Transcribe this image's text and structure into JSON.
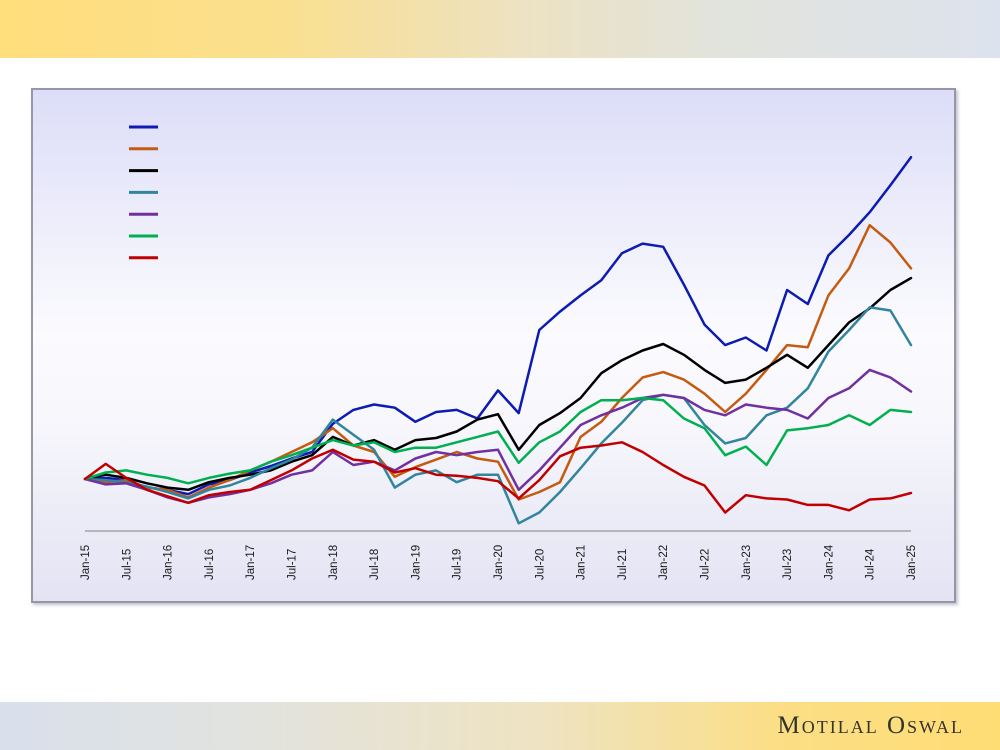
{
  "slide": {
    "brand": "Motilal Oswal"
  },
  "theme": {
    "top_bar_gradient": [
      "#FFDE7B",
      "#DDE3EE"
    ],
    "bottom_bar_gradient": [
      "#D9E0EC",
      "#FFDD75"
    ],
    "panel_border": "#9696A6",
    "panel_bg_top": "#DCDDF8",
    "panel_bg_bottom": "#E3E3F4",
    "axis_color": "#7F7F7F",
    "tick_text_color": "#1A1A1A"
  },
  "chart_data": {
    "type": "line",
    "title": "",
    "xlabel": "",
    "ylabel": "",
    "grid": false,
    "legend_position": "top-left-inside",
    "legend_labels_visible": false,
    "y_axis_labels_visible": false,
    "baseline_value": 100,
    "ylim": [
      50,
      460
    ],
    "x_axis": {
      "tick_labels": [
        "Jan-15",
        "Jul-15",
        "Jan-16",
        "Jul-16",
        "Jan-17",
        "Jul-17",
        "Jan-18",
        "Jul-18",
        "Jan-19",
        "Jul-19",
        "Jan-20",
        "Jul-20",
        "Jan-21",
        "Jul-21",
        "Jan-22",
        "Jul-22",
        "Jan-23",
        "Jul-23",
        "Jan-24",
        "Jul-24",
        "Jan-25"
      ],
      "tick_months": [
        0,
        6,
        12,
        18,
        24,
        30,
        36,
        42,
        48,
        54,
        60,
        66,
        72,
        78,
        84,
        90,
        96,
        102,
        108,
        114,
        120
      ]
    },
    "sample_months": [
      0,
      3,
      6,
      9,
      12,
      15,
      18,
      21,
      24,
      27,
      30,
      33,
      36,
      39,
      42,
      45,
      48,
      51,
      54,
      57,
      60,
      63,
      66,
      69,
      72,
      75,
      78,
      81,
      84,
      87,
      90,
      93,
      96,
      99,
      102,
      105,
      108,
      111,
      114,
      117,
      120
    ],
    "series": [
      {
        "name": "series-1-dark-blue",
        "color": "#0D1BB2",
        "values": [
          100,
          101,
          99,
          92,
          90,
          86,
          95,
          99,
          106,
          112,
          119,
          125,
          151,
          164,
          169,
          166,
          153,
          162,
          164,
          156,
          182,
          161,
          238,
          255,
          270,
          284,
          309,
          318,
          315,
          280,
          243,
          224,
          231,
          219,
          275,
          262,
          307,
          326,
          347,
          372,
          398
        ]
      },
      {
        "name": "series-2-orange",
        "color": "#C55A11",
        "values": [
          100,
          97,
          99,
          92,
          90,
          83,
          92,
          99,
          108,
          116,
          125,
          134,
          147,
          131,
          125,
          102,
          111,
          118,
          125,
          119,
          116,
          81,
          88,
          97,
          139,
          153,
          175,
          194,
          199,
          192,
          179,
          162,
          179,
          201,
          224,
          222,
          270,
          295,
          335,
          319,
          295
        ]
      },
      {
        "name": "series-3-black",
        "color": "#000000",
        "values": [
          100,
          104,
          101,
          96,
          92,
          90,
          97,
          101,
          104,
          108,
          116,
          122,
          139,
          131,
          136,
          127,
          136,
          138,
          144,
          155,
          160,
          127,
          150,
          161,
          175,
          198,
          210,
          219,
          225,
          215,
          201,
          189,
          192,
          203,
          215,
          203,
          224,
          245,
          258,
          275,
          286
        ]
      },
      {
        "name": "series-4-teal",
        "color": "#31859C",
        "values": [
          100,
          99,
          97,
          93,
          88,
          82,
          90,
          94,
          101,
          110,
          118,
          129,
          155,
          141,
          127,
          92,
          104,
          108,
          97,
          104,
          104,
          59,
          69,
          88,
          110,
          133,
          152,
          173,
          178,
          175,
          150,
          133,
          138,
          159,
          166,
          184,
          218,
          238,
          259,
          256,
          224
        ]
      },
      {
        "name": "series-5-purple",
        "color": "#7030A0",
        "values": [
          100,
          95,
          96,
          90,
          83,
          78,
          83,
          86,
          90,
          96,
          104,
          108,
          125,
          113,
          116,
          108,
          119,
          125,
          122,
          125,
          127,
          90,
          108,
          129,
          150,
          159,
          166,
          175,
          178,
          175,
          164,
          159,
          169,
          166,
          164,
          156,
          175,
          184,
          201,
          194,
          181
        ]
      },
      {
        "name": "series-6-green",
        "color": "#00B050",
        "values": [
          100,
          106,
          108,
          104,
          101,
          96,
          101,
          105,
          108,
          116,
          122,
          129,
          136,
          131,
          134,
          125,
          129,
          129,
          134,
          139,
          144,
          115,
          134,
          144,
          162,
          173,
          173,
          175,
          173,
          156,
          147,
          122,
          130,
          113,
          145,
          147,
          150,
          159,
          150,
          164,
          162
        ]
      },
      {
        "name": "series-7-red",
        "color": "#C00000",
        "values": [
          100,
          114,
          101,
          90,
          84,
          78,
          85,
          88,
          90,
          99,
          108,
          119,
          127,
          118,
          116,
          106,
          110,
          104,
          103,
          101,
          98,
          82,
          99,
          121,
          129,
          131,
          134,
          125,
          113,
          102,
          94,
          69,
          85,
          82,
          81,
          76,
          76,
          71,
          81,
          82,
          87
        ]
      }
    ]
  }
}
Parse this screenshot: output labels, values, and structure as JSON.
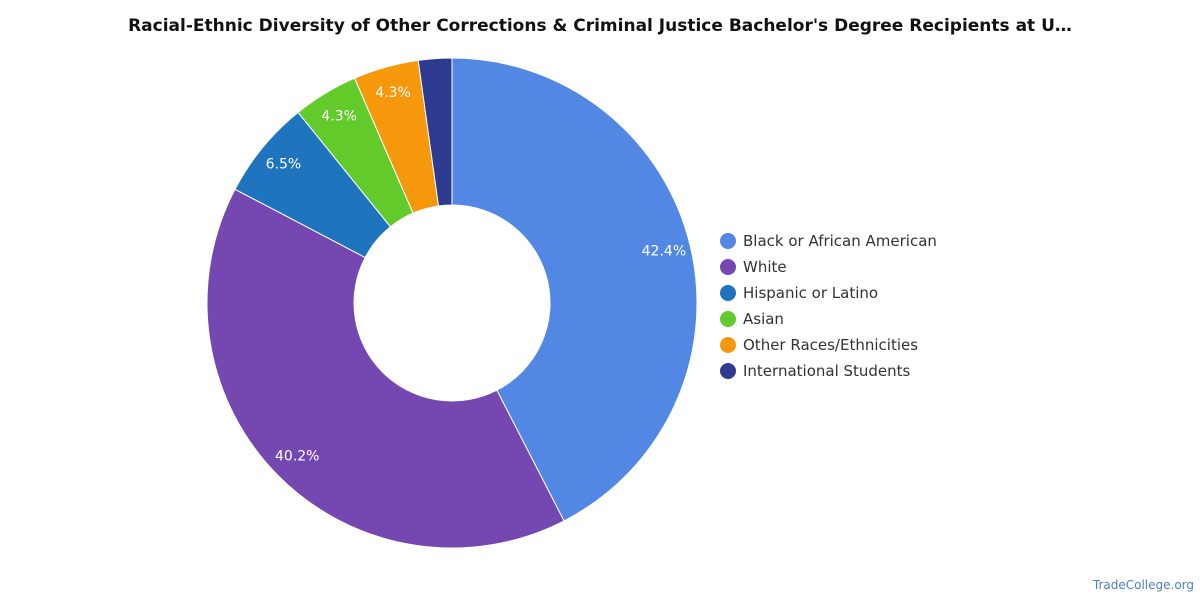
{
  "chart_data": {
    "type": "pie",
    "title": "Racial-Ethnic Diversity of Other Corrections & Criminal Justice Bachelor's Degree Recipients at U…",
    "donut": true,
    "legend_position": "right",
    "slices": [
      {
        "name": "Black or African American",
        "value": 42.4,
        "label": "42.4%",
        "color": "#5288e3"
      },
      {
        "name": "White",
        "value": 40.2,
        "label": "40.2%",
        "color": "#7547b0"
      },
      {
        "name": "Hispanic or Latino",
        "value": 6.5,
        "label": "6.5%",
        "color": "#1f74be"
      },
      {
        "name": "Asian",
        "value": 4.3,
        "label": "4.3%",
        "color": "#62cb2b"
      },
      {
        "name": "Other Races/Ethnicities",
        "value": 4.3,
        "label": "4.3%",
        "color": "#f6980c"
      },
      {
        "name": "International Students",
        "value": 2.2,
        "label": "",
        "color": "#2c3a90"
      }
    ]
  },
  "watermark": "TradeCollege.org"
}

----------

» Objective
Please transcribe the material above exactly as written. Leave the pictures out.

» Expected output
Transcribe this image's text and structure into JSON.
{
  "slide": {
    "brand": "Motilal Oswal"
  },
  "theme": {
    "top_bar_gradient": [
      "#FFDE7B",
      "#DDE3EE"
    ],
    "bottom_bar_gradient": [
      "#D9E0EC",
      "#FFDD75"
    ],
    "panel_border": "#9696A6",
    "panel_bg_top": "#DCDDF8",
    "panel_bg_bottom": "#E3E3F4",
    "axis_color": "#7F7F7F",
    "tick_text_color": "#1A1A1A"
  },
  "chart_data": {
    "type": "line",
    "title": "",
    "xlabel": "",
    "ylabel": "",
    "grid": false,
    "legend_position": "top-left-inside",
    "legend_labels_visible": false,
    "y_axis_labels_visible": false,
    "baseline_value": 100,
    "ylim": [
      50,
      460
    ],
    "x_axis": {
      "tick_labels": [
        "Jan-15",
        "Jul-15",
        "Jan-16",
        "Jul-16",
        "Jan-17",
        "Jul-17",
        "Jan-18",
        "Jul-18",
        "Jan-19",
        "Jul-19",
        "Jan-20",
        "Jul-20",
        "Jan-21",
        "Jul-21",
        "Jan-22",
        "Jul-22",
        "Jan-23",
        "Jul-23",
        "Jan-24",
        "Jul-24",
        "Jan-25"
      ],
      "tick_months": [
        0,
        6,
        12,
        18,
        24,
        30,
        36,
        42,
        48,
        54,
        60,
        66,
        72,
        78,
        84,
        90,
        96,
        102,
        108,
        114,
        120
      ]
    },
    "sample_months": [
      0,
      3,
      6,
      9,
      12,
      15,
      18,
      21,
      24,
      27,
      30,
      33,
      36,
      39,
      42,
      45,
      48,
      51,
      54,
      57,
      60,
      63,
      66,
      69,
      72,
      75,
      78,
      81,
      84,
      87,
      90,
      93,
      96,
      99,
      102,
      105,
      108,
      111,
      114,
      117,
      120
    ],
    "series": [
      {
        "name": "series-1-dark-blue",
        "color": "#0D1BB2",
        "values": [
          100,
          101,
          99,
          92,
          90,
          86,
          95,
          99,
          106,
          112,
          119,
          125,
          151,
          164,
          169,
          166,
          153,
          162,
          164,
          156,
          182,
          161,
          238,
          255,
          270,
          284,
          309,
          318,
          315,
          280,
          243,
          224,
          231,
          219,
          275,
          262,
          307,
          326,
          347,
          372,
          398
        ]
      },
      {
        "name": "series-2-orange",
        "color": "#C55A11",
        "values": [
          100,
          97,
          99,
          92,
          90,
          83,
          92,
          99,
          108,
          116,
          125,
          134,
          147,
          131,
          125,
          102,
          111,
          118,
          125,
          119,
          116,
          81,
          88,
          97,
          139,
          153,
          175,
          194,
          199,
          192,
          179,
          162,
          179,
          201,
          224,
          222,
          270,
          295,
          335,
          319,
          295
        ]
      },
      {
        "name": "series-3-black",
        "color": "#000000",
        "values": [
          100,
          104,
          101,
          96,
          92,
          90,
          97,
          101,
          104,
          108,
          116,
          122,
          139,
          131,
          136,
          127,
          136,
          138,
          144,
          155,
          160,
          127,
          150,
          161,
          175,
          198,
          210,
          219,
          225,
          215,
          201,
          189,
          192,
          203,
          215,
          203,
          224,
          245,
          258,
          275,
          286
        ]
      },
      {
        "name": "series-4-teal",
        "color": "#31859C",
        "values": [
          100,
          99,
          97,
          93,
          88,
          82,
          90,
          94,
          101,
          110,
          118,
          129,
          155,
          141,
          127,
          92,
          104,
          108,
          97,
          104,
          104,
          59,
          69,
          88,
          110,
          133,
          152,
          173,
          178,
          175,
          150,
          133,
          138,
          159,
          166,
          184,
          218,
          238,
          259,
          256,
          224
        ]
      },
      {
        "name": "series-5-purple",
        "color": "#7030A0",
        "values": [
          100,
          95,
          96,
          90,
          83,
          78,
          83,
          86,
          90,
          96,
          104,
          108,
          125,
          113,
          116,
          108,
          119,
          125,
          122,
          125,
          127,
          90,
          108,
          129,
          150,
          159,
          166,
          175,
          178,
          175,
          164,
          159,
          169,
          166,
          164,
          156,
          175,
          184,
          201,
          194,
          181
        ]
      },
      {
        "name": "series-6-green",
        "color": "#00B050",
        "values": [
          100,
          106,
          108,
          104,
          101,
          96,
          101,
          105,
          108,
          116,
          122,
          129,
          136,
          131,
          134,
          125,
          129,
          129,
          134,
          139,
          144,
          115,
          134,
          144,
          162,
          173,
          173,
          175,
          173,
          156,
          147,
          122,
          130,
          113,
          145,
          147,
          150,
          159,
          150,
          164,
          162
        ]
      },
      {
        "name": "series-7-red",
        "color": "#C00000",
        "values": [
          100,
          114,
          101,
          90,
          84,
          78,
          85,
          88,
          90,
          99,
          108,
          119,
          127,
          118,
          116,
          106,
          110,
          104,
          103,
          101,
          98,
          82,
          99,
          121,
          129,
          131,
          134,
          125,
          113,
          102,
          94,
          69,
          85,
          82,
          81,
          76,
          76,
          71,
          81,
          82,
          87
        ]
      }
    ]
  }
}
Parse this screenshot: output labels, values, and structure as JSON.
{
  "chart_data": {
    "type": "pie",
    "title": "Racial-Ethnic Diversity of Other Corrections & Criminal Justice Bachelor's Degree Recipients at U…",
    "donut": true,
    "legend_position": "right",
    "slices": [
      {
        "name": "Black or African American",
        "value": 42.4,
        "label": "42.4%",
        "color": "#5288e3"
      },
      {
        "name": "White",
        "value": 40.2,
        "label": "40.2%",
        "color": "#7547b0"
      },
      {
        "name": "Hispanic or Latino",
        "value": 6.5,
        "label": "6.5%",
        "color": "#1f74be"
      },
      {
        "name": "Asian",
        "value": 4.3,
        "label": "4.3%",
        "color": "#62cb2b"
      },
      {
        "name": "Other Races/Ethnicities",
        "value": 4.3,
        "label": "4.3%",
        "color": "#f6980c"
      },
      {
        "name": "International Students",
        "value": 2.2,
        "label": "",
        "color": "#2c3a90"
      }
    ]
  },
  "watermark": "TradeCollege.org"
}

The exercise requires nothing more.